PROVIDED RECORDS |
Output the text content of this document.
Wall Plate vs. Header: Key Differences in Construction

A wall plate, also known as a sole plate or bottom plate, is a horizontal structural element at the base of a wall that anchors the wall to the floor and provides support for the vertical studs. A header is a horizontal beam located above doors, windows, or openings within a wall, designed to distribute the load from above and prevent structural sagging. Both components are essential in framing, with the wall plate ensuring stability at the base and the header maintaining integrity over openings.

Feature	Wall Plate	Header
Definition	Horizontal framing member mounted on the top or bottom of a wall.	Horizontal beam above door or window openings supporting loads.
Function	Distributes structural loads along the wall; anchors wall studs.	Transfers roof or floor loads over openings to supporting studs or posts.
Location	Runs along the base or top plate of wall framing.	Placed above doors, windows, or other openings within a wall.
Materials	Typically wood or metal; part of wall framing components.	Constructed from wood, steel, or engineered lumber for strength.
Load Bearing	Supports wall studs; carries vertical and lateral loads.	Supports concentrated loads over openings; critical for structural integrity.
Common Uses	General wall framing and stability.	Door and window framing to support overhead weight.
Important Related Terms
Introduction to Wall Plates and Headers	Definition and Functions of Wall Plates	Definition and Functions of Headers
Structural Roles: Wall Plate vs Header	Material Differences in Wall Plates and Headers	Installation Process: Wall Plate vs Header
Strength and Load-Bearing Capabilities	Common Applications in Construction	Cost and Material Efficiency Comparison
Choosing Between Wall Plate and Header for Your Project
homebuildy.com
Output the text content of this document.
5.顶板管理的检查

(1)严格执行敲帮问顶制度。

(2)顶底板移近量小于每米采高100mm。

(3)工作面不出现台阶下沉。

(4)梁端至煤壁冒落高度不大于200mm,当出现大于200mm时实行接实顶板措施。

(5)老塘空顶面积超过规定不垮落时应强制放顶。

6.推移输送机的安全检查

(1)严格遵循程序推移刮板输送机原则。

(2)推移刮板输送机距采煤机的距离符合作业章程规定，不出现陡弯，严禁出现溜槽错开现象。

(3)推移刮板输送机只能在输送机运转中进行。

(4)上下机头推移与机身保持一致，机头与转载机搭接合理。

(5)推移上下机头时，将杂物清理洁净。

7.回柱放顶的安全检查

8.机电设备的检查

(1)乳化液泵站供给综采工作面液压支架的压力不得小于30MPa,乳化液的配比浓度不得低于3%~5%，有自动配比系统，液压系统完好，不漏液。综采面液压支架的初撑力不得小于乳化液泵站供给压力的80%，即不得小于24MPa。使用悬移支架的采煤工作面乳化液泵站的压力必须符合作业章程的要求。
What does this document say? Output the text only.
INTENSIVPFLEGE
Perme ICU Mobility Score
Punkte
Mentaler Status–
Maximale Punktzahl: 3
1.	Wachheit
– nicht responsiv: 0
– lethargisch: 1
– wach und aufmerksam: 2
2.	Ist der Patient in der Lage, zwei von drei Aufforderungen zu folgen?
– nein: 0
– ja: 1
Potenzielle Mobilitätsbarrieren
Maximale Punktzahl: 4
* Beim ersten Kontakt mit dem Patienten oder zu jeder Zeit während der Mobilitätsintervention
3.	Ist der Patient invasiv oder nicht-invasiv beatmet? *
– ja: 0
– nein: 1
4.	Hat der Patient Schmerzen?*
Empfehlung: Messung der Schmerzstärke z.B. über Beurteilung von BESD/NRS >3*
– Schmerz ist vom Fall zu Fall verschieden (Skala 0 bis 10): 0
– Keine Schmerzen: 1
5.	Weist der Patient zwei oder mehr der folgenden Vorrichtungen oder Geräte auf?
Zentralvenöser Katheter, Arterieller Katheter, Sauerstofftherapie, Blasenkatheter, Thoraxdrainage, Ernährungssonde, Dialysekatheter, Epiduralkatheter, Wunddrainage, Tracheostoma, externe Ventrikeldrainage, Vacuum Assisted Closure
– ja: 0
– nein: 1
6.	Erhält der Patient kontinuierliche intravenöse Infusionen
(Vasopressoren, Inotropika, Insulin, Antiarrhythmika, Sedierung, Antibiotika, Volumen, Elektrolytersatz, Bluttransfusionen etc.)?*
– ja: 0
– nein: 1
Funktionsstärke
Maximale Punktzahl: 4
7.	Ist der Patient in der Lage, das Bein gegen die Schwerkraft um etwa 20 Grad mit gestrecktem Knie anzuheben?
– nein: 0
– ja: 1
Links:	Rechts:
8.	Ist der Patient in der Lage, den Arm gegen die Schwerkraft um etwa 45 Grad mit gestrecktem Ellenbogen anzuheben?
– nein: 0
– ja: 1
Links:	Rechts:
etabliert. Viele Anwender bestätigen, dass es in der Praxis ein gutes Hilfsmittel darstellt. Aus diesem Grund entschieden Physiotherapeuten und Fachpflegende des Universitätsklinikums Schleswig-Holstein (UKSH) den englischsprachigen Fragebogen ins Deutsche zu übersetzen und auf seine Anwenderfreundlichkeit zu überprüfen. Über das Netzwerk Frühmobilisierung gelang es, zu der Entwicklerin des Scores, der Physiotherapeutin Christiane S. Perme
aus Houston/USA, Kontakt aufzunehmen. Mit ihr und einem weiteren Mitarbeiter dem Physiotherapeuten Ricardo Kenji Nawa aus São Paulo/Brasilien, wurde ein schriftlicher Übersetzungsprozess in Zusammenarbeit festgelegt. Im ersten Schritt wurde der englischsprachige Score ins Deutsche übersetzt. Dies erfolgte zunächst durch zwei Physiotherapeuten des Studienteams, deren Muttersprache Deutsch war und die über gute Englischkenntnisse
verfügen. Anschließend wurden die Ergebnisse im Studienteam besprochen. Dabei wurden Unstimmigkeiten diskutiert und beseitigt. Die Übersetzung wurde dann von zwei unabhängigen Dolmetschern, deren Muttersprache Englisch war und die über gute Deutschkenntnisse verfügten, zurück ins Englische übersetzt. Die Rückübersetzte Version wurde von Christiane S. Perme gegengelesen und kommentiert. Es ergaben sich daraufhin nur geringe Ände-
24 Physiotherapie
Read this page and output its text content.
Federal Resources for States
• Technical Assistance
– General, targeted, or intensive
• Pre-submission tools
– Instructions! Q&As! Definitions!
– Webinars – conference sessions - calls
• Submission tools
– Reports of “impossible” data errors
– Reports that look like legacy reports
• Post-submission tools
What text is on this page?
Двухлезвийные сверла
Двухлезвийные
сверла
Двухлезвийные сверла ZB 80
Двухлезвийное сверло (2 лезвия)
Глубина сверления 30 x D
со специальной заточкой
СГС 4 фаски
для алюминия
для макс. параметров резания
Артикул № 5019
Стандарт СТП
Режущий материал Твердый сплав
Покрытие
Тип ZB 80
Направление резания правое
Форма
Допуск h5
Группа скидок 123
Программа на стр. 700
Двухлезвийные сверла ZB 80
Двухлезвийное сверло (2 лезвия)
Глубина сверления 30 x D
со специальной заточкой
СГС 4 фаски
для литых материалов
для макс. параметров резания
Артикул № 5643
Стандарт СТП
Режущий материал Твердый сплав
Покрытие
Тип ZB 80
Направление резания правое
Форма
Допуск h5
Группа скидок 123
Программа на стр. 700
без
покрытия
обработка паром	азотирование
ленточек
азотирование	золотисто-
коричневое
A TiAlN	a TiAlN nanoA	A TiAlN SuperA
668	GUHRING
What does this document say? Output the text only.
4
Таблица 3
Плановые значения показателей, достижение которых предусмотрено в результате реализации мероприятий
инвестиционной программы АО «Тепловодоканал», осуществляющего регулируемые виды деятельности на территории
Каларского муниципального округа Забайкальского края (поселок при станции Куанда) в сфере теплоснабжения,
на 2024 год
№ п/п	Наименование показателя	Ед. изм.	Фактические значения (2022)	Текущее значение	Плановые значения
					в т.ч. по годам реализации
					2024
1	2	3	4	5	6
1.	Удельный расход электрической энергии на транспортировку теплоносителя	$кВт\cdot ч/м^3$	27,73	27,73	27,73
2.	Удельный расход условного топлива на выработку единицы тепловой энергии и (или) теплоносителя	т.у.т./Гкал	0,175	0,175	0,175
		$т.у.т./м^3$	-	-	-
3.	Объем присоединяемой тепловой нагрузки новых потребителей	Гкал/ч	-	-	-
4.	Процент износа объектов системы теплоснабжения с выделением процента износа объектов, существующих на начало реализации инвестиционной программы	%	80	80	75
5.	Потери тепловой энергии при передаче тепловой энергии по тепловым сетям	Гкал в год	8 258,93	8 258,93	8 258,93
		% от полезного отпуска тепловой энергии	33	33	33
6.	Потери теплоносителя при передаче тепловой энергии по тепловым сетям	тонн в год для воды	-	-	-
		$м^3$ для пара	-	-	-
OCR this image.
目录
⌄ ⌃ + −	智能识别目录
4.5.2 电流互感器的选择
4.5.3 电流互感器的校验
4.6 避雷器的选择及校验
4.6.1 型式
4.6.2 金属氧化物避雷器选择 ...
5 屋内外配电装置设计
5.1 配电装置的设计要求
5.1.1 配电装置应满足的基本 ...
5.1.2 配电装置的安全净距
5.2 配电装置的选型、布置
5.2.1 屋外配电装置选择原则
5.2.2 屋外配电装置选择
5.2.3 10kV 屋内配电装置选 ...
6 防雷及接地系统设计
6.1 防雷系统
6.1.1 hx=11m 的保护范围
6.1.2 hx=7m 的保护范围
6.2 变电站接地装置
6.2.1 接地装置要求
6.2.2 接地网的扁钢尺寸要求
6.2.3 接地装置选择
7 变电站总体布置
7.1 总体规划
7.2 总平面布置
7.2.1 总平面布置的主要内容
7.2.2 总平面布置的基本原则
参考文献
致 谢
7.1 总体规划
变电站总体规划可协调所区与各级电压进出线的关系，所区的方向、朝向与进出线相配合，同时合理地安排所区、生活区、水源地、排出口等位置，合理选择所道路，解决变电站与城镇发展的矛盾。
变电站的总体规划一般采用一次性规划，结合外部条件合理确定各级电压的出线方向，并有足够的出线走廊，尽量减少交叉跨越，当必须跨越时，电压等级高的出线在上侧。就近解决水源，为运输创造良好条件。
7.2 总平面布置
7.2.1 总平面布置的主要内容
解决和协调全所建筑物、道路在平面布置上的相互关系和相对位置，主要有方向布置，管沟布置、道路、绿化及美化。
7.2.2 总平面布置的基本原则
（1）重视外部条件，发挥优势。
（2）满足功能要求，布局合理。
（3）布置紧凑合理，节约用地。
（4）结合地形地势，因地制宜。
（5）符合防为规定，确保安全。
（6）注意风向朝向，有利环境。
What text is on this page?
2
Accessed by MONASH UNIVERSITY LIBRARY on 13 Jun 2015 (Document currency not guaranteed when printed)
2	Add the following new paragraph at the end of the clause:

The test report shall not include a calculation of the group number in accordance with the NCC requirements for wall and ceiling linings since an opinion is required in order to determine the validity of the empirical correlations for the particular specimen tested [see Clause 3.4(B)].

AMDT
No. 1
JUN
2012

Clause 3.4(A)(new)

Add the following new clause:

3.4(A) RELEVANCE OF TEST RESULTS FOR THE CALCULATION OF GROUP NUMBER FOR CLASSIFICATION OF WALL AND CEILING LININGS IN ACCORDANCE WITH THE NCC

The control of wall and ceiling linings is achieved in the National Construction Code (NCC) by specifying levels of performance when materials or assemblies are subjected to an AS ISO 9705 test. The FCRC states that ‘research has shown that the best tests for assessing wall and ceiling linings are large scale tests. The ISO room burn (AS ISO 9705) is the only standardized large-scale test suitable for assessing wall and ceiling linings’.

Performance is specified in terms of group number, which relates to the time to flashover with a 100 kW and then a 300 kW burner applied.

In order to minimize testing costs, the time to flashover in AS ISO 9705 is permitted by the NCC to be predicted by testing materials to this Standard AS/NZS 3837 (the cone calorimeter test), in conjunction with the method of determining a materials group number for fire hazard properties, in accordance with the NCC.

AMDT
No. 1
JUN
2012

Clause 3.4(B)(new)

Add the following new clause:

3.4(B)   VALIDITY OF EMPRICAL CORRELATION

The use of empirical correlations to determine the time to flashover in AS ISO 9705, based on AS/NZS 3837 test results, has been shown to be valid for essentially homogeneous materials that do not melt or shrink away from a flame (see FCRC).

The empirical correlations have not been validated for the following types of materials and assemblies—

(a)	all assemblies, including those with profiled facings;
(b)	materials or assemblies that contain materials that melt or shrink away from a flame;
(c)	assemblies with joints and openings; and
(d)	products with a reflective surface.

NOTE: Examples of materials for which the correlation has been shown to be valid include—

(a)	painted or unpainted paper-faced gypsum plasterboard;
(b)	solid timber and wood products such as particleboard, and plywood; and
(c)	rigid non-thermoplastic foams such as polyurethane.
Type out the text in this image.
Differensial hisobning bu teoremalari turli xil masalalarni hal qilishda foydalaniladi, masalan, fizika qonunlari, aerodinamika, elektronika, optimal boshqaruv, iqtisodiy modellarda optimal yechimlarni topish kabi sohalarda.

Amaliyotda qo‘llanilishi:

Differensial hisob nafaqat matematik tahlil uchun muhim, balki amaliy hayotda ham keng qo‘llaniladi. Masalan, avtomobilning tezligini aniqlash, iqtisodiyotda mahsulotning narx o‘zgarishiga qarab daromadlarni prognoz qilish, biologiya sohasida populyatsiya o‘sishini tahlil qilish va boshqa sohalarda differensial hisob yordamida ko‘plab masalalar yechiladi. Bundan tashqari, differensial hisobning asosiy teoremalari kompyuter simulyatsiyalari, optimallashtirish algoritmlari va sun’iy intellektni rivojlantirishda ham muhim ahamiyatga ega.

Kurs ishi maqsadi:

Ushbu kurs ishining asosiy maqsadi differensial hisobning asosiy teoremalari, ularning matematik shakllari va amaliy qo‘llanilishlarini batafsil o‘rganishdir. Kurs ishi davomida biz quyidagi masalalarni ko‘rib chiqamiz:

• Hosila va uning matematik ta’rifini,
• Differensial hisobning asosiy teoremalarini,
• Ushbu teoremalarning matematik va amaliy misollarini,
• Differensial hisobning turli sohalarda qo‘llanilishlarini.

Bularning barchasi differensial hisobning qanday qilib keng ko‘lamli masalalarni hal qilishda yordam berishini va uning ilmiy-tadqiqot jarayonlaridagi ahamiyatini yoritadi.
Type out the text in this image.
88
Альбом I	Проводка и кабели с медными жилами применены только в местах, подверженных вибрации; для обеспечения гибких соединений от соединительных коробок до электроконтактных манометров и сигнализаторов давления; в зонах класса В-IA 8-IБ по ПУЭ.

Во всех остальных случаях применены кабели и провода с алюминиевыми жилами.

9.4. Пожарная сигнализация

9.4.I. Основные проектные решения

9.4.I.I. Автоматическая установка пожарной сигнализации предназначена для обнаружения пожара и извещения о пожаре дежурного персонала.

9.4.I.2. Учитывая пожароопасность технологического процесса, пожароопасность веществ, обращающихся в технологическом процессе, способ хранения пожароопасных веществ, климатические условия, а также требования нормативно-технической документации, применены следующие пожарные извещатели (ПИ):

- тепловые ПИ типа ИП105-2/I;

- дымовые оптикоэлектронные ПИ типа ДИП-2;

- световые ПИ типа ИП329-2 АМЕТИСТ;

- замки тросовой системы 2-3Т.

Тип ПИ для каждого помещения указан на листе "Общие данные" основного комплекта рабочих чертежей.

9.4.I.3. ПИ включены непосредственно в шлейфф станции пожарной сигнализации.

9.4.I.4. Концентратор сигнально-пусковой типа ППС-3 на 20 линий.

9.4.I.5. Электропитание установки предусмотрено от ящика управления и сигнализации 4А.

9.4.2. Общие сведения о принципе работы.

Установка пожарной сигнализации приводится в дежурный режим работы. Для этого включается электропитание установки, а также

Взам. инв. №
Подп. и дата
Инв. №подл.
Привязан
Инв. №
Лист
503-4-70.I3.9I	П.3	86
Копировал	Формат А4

PROBLEM |
Search the entries for the word "oder", then gather every line that has it.

THE RESULT |
* Beim ersten Kontakt mit dem Patienten oder zu jeder Zeit während der Mobilitätsintervention
3.	Ist der Patient invasiv oder nicht-invasiv beatmet? *
5.	Weist der Patient zwei oder mehr der folgenden Vorrichtungen oder Geräte auf?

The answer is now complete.